--- SEITENAUSZUG ---

Es ist kein Geheimnis, dass die russischen Streitkräfte in einem desolaten Zustand sind. Eine richtige Taktik scheint es nicht zu geben, und grössere militärische Erfolge bleiben aus. Selbst die grosse Winteroffensive ist gescheitert. Putins Armee hatte versucht, die gesamte Donbass-Region einzunehmen. Die russischen Streitkräfte an der Front in der Region konnten bei hohen Verlusten nur minimale Gewinne verzeichnen, wie das britische Verteidigungsministerium mitteilte. An der ukrainischen Armee hingegen wird nur selten Kritik geäussert. Das liegt wohl auch daran, dass die Landesverteidiger seit Kriegsbeginn mit ihrer Leistung beeindrucken.
Trotzdem begehe auch die Ukraine Fehler, findet Militärstratege Glen Grant, der 2014 für das ukrainische Verteidigungsministerium als Berater tätig war. Er kennt das ukrainische Militär genau – also auch die Probleme. In einem Artikel für das Onlineportal «Euromaiden Press» erklärt er, was die Ukrainer besser machen könnten. Konkret geht es um sechs Punkte, die der Brite anführt.
Veraltete Strukturen
Laut Grant halten sich die ukrainischen Streitkräfte nach wie vor an Vorschriften aus Sowjet-Zeiten. Deswegen fehle es vielen Kommandanten an «Charakter, Ausbildung und Fähigkeiten».

---

## ARBEITSANWEISUNGEN
a) Prüfen Sie, ob die folgenden Aussagen mit dem Auszug über die ukrainischen Streitkräfte übereinstimmen. Beantworten Sie jede mit Ja oder Nein und zitieren Sie die entscheidenden Worte des Textes wörtlich: (i) Glen Grant war 2014 als Berater für das ukrainische Verteidigungsministerium tätig. (ii) Die russische Winteroffensive war erfolgreich. (iii) Grant führt zehn Punkte an, die die Ukrainer besser machen könnten.
b) Schreiben Sie den Auszug über die ukrainischen Streitkräfte im Anschluss an seinen letzten Satz weiter.

--- DATENSATZEINTRÄGE ---

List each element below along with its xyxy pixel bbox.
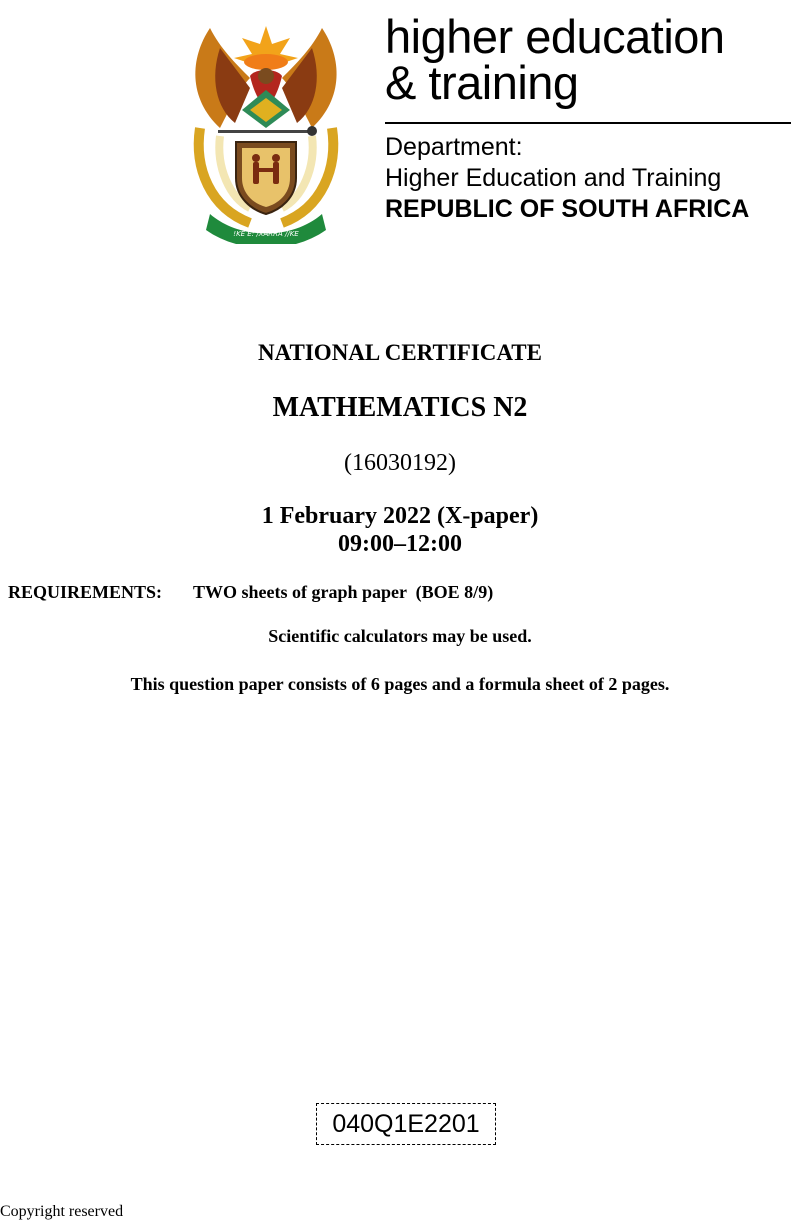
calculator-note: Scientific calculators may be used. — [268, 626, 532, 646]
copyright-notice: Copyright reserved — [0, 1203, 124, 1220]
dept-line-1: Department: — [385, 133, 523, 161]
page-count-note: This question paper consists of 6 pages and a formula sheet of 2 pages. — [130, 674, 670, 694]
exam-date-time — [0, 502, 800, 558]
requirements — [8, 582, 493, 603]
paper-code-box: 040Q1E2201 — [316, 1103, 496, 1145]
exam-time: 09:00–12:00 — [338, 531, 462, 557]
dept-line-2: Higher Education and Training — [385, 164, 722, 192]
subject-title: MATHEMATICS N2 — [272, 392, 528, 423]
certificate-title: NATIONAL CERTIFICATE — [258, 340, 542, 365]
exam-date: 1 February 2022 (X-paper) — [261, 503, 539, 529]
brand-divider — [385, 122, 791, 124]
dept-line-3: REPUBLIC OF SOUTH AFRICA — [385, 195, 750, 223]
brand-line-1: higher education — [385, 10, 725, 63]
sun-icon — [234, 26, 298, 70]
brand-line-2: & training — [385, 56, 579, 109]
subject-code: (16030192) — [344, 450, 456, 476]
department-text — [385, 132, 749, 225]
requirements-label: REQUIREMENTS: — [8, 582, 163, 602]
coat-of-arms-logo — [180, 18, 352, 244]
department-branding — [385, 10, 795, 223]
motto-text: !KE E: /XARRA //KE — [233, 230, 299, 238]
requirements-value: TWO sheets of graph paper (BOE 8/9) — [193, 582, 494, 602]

---

## ENDERGEBNISSE
a)
(i) Ja: „der 2014 für das ukrainische Verteidigungsministerium als Berater tätig war“
(ii) Nein: „Selbst die grosse Winteroffensive ist gescheitert.“
(iii) Nein: „Konkret geht es um sechs Punkte, die der Brite anführt.“

b)
Ausserdem besteht das ukrainische Militär seit dem 24. Februar 2022 zu einem grossen Teil aus Personen, die noch «vor wenigen Wochen» einen herkömmlichen Job ohne Bezug zum Militär hatten. Und genau diesen Personen passe die Haltung «Ich bin der Chef, du bist ein Dummkopf», wie sie einige Kommandanten haben, überhaupt nicht.
Kein richtiger Zusammenhalt
Gerade weil in der ukrainischen Armee viele Menschen kämpfen, die vor kurzem noch «normale Zivilisten» waren, soll keine solidarische Verbundenheit herrschen. Es herrsche eine «organisatorische Arroganz, wobei einige Teile des Militärs als besser oder wichtiger angesehen werden als andere», so Grant.
Fehlende Kommunikation
Um effektiv zu sein, sei Kommunikation enorm wichtig. Doch gerade jetzt käme es vor, dass mehrere Einheiten in einem Gebiet kämpfen würden, ohne voneinander zu wissen. «Ohne klare geografische Grenzen kann kein Kommandant sicher sein, bis wohin seine Befehle gelten», so Grant. Genau an diesen Grenzen soll es bei den Ukrainern aber mangeln. Und das kann fatale Folgen haben, berichtet der Ex-Oberst. «Ich sprach an Weihnachten mit dem Angehörigen eines ukrainischen Bataillons, der mir berichtete, dass seine Einheit zweimal auf ukrainische Spezialkräfte geschossen habe und beinahe auch noch auf eine andere Einheit.»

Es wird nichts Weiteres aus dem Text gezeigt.